## [Short task]
Work out the number of lines in the records that include the word "this"; reply with that number alone.

┌─ Material for the task

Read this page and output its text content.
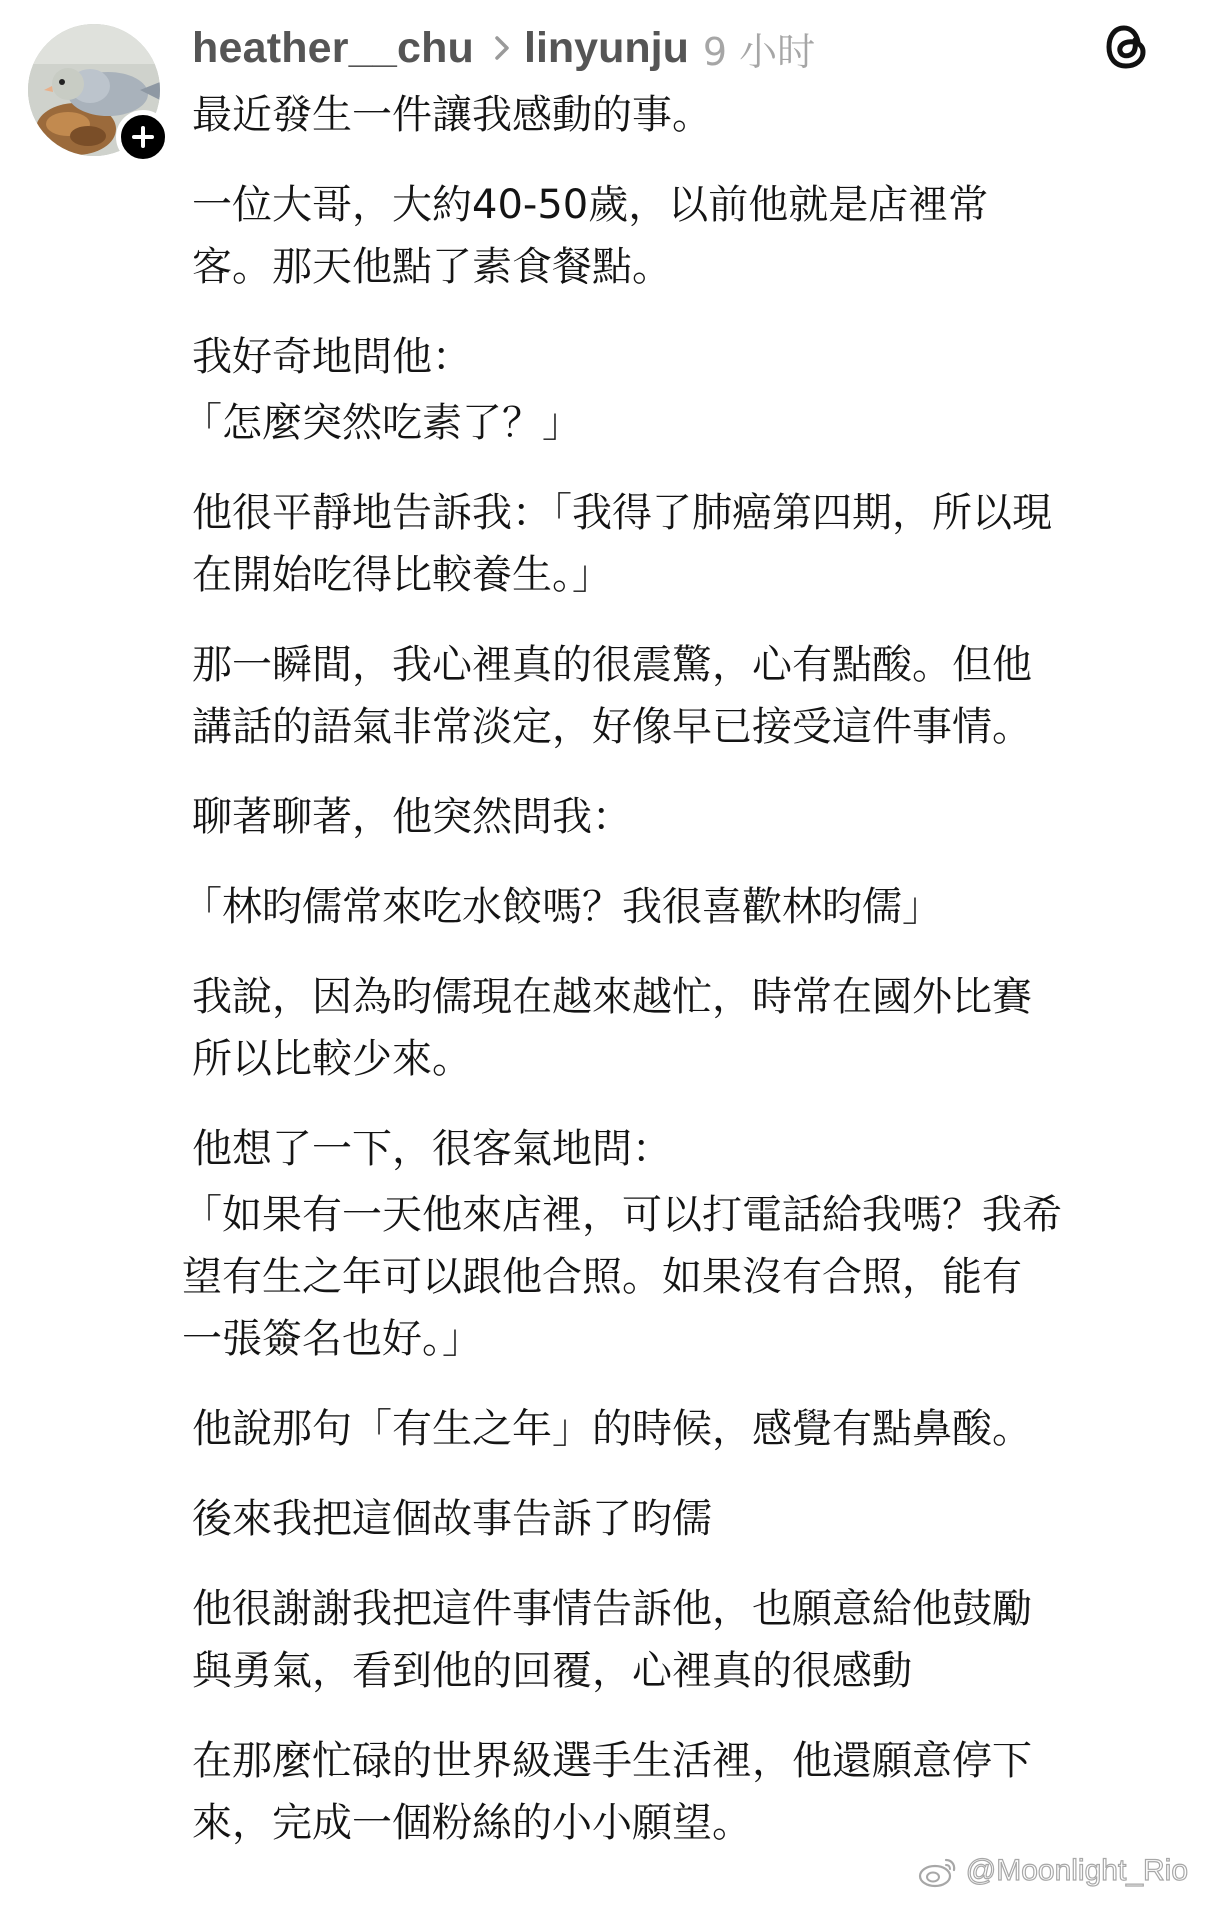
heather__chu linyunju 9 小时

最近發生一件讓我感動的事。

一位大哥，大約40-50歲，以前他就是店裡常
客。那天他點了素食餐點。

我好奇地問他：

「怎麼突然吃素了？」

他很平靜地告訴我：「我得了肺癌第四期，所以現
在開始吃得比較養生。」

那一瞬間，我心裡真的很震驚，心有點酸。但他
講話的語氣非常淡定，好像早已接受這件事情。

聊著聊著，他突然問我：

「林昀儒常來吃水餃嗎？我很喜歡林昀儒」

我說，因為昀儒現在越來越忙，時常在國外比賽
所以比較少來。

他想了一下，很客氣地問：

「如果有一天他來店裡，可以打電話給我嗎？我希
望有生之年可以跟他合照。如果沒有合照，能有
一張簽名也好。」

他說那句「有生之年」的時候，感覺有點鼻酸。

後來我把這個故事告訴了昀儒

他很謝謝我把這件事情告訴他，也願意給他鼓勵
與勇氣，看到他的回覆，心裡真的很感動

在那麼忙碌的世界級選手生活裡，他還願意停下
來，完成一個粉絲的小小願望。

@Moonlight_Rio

└─
┌─ Material for the task

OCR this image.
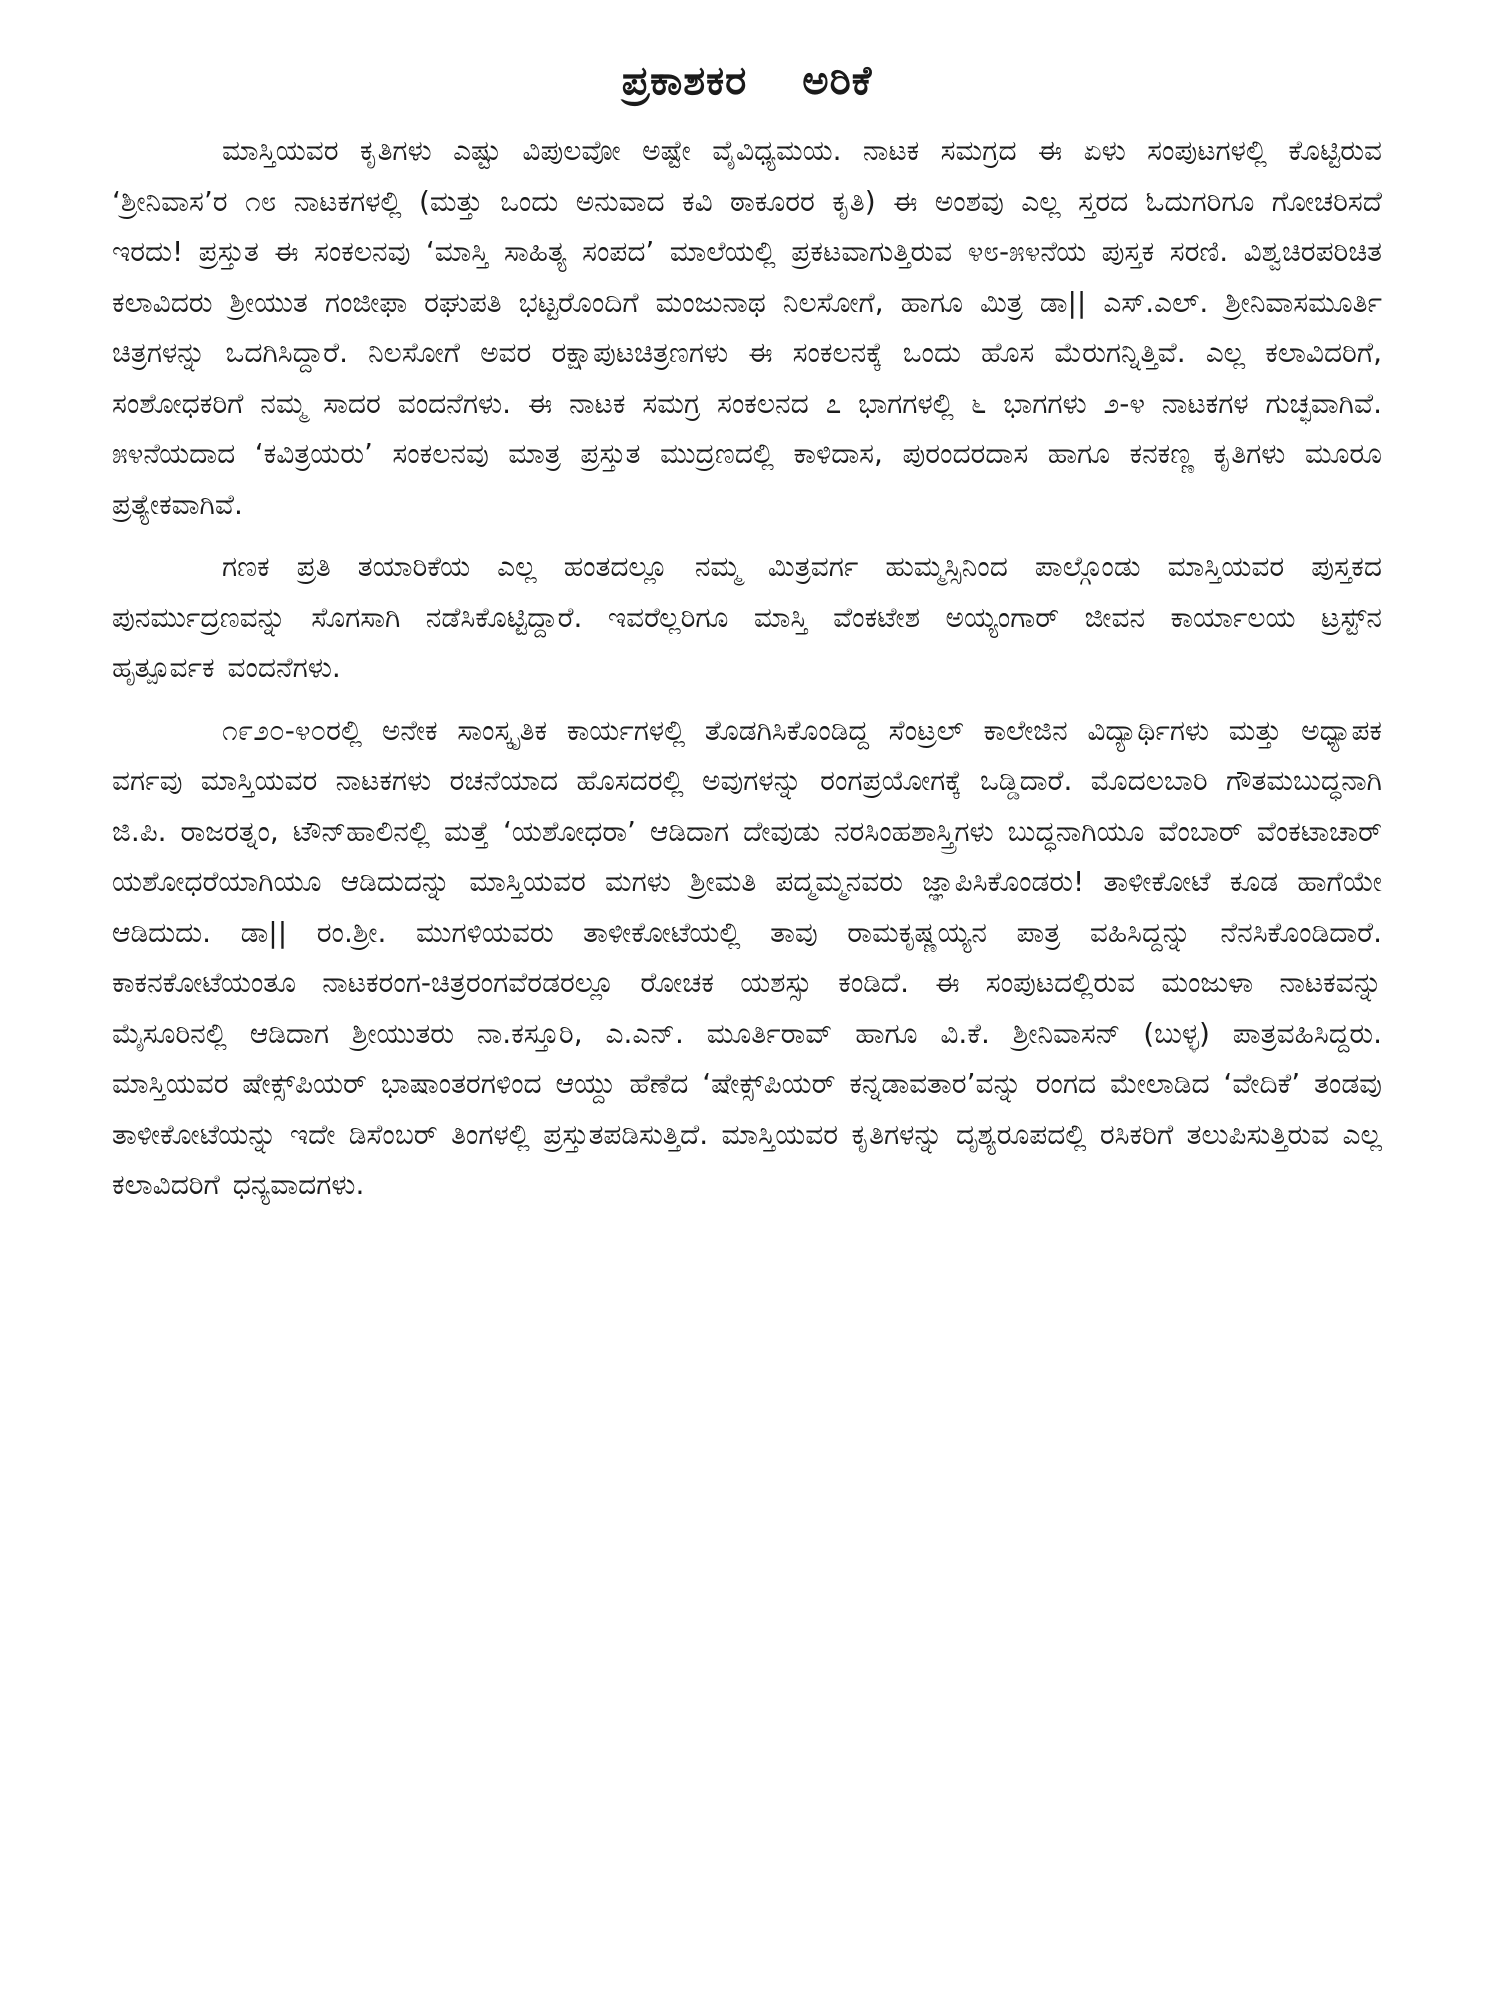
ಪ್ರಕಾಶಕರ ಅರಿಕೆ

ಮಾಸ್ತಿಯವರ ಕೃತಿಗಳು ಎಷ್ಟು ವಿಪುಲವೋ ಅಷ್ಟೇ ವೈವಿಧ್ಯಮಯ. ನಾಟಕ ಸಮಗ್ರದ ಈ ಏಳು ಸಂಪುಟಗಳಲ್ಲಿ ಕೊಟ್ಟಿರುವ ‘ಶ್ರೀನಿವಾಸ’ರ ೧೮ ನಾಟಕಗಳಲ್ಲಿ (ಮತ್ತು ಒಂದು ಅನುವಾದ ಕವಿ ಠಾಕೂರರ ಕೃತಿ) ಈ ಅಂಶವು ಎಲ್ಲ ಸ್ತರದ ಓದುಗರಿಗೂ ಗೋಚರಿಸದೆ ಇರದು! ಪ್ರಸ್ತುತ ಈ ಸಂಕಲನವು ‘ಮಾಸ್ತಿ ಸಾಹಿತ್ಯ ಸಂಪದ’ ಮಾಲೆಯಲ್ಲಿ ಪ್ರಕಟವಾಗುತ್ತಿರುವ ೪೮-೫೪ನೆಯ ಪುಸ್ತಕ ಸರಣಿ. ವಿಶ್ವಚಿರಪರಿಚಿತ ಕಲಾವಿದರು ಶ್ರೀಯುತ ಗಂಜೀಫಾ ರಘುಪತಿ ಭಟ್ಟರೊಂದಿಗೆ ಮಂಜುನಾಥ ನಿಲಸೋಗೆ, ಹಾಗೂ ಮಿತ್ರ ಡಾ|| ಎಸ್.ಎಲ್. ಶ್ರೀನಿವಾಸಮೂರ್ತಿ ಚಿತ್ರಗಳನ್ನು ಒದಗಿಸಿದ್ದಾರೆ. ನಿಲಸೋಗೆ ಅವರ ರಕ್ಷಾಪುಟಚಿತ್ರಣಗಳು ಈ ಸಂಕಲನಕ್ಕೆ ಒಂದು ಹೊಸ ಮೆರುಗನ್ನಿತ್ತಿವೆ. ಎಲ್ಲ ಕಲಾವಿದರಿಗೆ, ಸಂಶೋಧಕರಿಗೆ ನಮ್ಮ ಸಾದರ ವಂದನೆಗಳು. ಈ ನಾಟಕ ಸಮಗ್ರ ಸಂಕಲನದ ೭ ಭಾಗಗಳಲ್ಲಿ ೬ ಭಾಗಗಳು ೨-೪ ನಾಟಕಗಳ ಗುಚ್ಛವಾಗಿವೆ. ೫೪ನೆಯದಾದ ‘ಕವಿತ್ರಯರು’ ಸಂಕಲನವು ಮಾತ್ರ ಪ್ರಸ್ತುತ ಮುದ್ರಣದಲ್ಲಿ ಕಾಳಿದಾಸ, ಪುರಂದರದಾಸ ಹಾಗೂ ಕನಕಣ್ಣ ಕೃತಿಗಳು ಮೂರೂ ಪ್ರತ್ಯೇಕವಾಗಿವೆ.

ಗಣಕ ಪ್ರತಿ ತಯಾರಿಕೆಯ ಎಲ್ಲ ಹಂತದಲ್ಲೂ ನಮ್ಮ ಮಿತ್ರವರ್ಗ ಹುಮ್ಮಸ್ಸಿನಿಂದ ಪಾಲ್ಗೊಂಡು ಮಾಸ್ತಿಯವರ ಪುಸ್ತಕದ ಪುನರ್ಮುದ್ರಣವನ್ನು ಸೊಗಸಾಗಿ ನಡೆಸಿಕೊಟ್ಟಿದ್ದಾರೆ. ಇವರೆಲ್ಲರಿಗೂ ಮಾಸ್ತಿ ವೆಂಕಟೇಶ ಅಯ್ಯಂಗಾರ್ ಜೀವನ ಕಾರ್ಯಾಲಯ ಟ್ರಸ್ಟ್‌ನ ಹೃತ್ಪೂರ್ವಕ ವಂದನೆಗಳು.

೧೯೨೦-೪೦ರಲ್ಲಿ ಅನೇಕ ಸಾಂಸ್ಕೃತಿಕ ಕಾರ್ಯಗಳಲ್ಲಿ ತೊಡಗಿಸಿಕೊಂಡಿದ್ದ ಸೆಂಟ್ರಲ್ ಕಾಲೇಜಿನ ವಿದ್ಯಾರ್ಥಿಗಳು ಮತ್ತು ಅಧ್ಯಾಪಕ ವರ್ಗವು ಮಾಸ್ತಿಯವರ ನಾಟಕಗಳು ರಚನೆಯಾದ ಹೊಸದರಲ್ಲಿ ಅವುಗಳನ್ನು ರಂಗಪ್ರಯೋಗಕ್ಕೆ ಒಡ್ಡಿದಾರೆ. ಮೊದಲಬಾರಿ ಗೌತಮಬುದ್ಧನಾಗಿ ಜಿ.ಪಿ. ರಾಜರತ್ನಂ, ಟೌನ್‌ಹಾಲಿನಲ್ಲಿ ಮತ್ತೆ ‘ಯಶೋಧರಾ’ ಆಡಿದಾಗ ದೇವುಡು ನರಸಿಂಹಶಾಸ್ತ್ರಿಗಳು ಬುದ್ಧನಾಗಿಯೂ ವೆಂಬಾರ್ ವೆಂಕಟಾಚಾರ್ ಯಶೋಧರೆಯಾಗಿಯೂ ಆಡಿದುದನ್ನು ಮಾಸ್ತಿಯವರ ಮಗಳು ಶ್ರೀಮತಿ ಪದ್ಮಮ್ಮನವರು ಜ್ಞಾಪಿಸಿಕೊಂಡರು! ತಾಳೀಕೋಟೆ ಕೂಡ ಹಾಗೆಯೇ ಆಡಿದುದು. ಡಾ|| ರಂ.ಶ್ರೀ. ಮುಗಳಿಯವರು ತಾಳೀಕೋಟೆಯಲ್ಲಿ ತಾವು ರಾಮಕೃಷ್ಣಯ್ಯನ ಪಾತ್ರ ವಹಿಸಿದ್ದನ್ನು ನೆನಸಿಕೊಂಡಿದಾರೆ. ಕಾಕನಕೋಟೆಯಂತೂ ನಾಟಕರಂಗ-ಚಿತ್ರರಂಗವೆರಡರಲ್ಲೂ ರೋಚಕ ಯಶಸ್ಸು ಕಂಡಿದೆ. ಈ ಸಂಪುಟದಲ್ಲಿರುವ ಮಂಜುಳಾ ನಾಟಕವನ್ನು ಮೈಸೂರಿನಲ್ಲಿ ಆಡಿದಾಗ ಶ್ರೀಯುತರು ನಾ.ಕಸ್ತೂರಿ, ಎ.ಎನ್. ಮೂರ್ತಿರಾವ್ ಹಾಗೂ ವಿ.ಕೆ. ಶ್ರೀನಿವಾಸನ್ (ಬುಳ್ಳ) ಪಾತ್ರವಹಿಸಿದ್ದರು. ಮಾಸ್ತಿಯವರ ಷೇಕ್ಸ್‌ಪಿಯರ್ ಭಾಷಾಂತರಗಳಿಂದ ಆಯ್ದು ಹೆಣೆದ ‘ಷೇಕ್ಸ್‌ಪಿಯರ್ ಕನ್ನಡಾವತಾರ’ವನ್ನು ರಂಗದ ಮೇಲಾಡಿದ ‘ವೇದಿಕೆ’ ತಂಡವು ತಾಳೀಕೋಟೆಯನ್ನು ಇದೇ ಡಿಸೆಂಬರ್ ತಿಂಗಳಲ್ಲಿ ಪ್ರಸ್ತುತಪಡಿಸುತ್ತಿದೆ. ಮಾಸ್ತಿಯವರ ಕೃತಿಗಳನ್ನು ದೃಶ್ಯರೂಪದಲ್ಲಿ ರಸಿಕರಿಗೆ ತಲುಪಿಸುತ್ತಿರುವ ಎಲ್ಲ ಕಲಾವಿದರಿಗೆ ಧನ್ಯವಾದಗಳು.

└─

## [Written solution]
2